# Supplied entries:
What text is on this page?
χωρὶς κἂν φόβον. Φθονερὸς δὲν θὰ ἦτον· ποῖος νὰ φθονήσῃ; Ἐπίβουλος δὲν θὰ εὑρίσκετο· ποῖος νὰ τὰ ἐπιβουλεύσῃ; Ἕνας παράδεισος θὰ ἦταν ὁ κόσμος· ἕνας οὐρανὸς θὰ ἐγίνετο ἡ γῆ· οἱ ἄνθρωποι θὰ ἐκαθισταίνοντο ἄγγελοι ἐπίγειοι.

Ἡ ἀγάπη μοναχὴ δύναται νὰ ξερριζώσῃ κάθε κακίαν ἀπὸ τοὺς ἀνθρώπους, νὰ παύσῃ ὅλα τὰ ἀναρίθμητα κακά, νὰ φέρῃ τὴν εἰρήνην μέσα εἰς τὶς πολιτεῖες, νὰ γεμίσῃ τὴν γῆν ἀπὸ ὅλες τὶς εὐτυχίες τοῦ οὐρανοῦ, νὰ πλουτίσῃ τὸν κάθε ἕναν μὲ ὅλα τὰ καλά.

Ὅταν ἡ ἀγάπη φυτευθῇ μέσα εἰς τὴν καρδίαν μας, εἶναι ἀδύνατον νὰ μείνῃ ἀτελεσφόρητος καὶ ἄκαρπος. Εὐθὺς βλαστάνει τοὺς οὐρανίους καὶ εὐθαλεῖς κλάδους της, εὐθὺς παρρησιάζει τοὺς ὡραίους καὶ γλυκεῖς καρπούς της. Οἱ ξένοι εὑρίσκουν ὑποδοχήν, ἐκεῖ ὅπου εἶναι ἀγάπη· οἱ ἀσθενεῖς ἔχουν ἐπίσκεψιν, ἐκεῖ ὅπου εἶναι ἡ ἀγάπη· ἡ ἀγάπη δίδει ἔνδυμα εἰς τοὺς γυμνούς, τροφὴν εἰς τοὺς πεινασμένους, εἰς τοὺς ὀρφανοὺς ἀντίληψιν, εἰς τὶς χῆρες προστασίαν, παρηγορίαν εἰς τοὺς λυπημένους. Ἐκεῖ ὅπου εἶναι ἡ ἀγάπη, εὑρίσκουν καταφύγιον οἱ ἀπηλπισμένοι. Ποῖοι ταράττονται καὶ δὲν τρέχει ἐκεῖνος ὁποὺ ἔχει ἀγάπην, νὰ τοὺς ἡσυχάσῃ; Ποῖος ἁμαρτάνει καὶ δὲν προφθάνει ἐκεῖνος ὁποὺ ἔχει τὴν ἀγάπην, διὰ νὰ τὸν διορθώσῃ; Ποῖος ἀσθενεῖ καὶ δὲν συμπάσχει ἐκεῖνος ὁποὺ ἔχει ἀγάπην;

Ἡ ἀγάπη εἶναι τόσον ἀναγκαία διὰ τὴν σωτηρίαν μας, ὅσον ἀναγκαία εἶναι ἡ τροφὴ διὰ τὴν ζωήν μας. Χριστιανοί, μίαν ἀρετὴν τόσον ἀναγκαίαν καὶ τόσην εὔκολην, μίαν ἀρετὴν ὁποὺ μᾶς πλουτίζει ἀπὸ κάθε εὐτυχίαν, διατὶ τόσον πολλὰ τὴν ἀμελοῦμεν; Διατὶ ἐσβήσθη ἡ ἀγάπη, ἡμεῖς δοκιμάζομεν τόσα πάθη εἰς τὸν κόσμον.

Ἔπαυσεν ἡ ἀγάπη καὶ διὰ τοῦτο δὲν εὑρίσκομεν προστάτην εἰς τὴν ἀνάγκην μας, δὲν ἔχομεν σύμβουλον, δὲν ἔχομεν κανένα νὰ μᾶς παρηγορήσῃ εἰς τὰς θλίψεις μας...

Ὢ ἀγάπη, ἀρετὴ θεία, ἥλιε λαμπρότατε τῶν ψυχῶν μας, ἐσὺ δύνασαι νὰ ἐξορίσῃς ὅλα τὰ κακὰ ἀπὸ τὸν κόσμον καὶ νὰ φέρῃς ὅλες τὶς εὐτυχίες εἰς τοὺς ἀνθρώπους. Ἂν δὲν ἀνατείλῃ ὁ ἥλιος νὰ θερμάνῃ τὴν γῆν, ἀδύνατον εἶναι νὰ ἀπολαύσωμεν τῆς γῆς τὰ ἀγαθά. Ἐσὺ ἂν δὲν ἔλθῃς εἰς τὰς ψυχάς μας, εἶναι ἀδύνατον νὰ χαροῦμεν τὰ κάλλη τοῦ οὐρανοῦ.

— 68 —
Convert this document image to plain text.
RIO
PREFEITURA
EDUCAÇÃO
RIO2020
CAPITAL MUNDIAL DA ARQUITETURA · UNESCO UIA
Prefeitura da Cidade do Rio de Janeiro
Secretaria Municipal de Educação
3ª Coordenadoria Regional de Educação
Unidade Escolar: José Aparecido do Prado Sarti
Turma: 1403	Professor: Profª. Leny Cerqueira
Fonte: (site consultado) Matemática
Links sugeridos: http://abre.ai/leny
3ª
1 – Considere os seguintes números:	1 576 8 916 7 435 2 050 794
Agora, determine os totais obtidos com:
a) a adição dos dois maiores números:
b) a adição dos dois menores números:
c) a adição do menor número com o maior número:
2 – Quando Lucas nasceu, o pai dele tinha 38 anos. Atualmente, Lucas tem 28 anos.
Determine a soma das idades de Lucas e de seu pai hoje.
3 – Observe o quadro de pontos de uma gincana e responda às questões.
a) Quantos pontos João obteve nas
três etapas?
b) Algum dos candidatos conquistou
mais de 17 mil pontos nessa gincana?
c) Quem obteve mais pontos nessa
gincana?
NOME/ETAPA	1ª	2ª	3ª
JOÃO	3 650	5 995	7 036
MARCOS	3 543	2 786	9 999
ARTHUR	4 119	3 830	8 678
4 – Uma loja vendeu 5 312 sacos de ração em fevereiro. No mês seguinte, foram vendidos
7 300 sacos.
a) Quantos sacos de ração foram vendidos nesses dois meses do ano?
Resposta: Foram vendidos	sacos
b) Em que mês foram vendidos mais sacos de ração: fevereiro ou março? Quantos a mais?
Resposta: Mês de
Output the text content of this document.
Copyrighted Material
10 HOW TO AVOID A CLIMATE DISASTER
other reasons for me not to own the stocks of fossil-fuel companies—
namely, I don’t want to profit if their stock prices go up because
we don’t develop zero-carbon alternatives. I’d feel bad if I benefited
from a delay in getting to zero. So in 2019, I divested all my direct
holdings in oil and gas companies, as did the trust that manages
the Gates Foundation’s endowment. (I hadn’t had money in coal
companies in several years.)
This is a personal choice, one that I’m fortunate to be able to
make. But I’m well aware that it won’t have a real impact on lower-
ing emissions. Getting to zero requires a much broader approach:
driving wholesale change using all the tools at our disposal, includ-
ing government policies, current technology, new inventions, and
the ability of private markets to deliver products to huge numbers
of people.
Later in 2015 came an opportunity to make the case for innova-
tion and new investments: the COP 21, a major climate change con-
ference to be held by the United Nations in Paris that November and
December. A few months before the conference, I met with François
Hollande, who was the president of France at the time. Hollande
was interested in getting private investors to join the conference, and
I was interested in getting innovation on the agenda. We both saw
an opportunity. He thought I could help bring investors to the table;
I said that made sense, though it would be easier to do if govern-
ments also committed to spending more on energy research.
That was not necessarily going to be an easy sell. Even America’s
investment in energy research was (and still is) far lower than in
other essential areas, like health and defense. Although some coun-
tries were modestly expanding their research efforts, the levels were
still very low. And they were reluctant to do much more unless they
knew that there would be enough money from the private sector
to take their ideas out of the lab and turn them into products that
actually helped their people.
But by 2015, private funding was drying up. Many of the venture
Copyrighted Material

# What is needed:
What is the number of lines in this material that hold the string "text"? Answer with that number only.

# Solution for this task:
3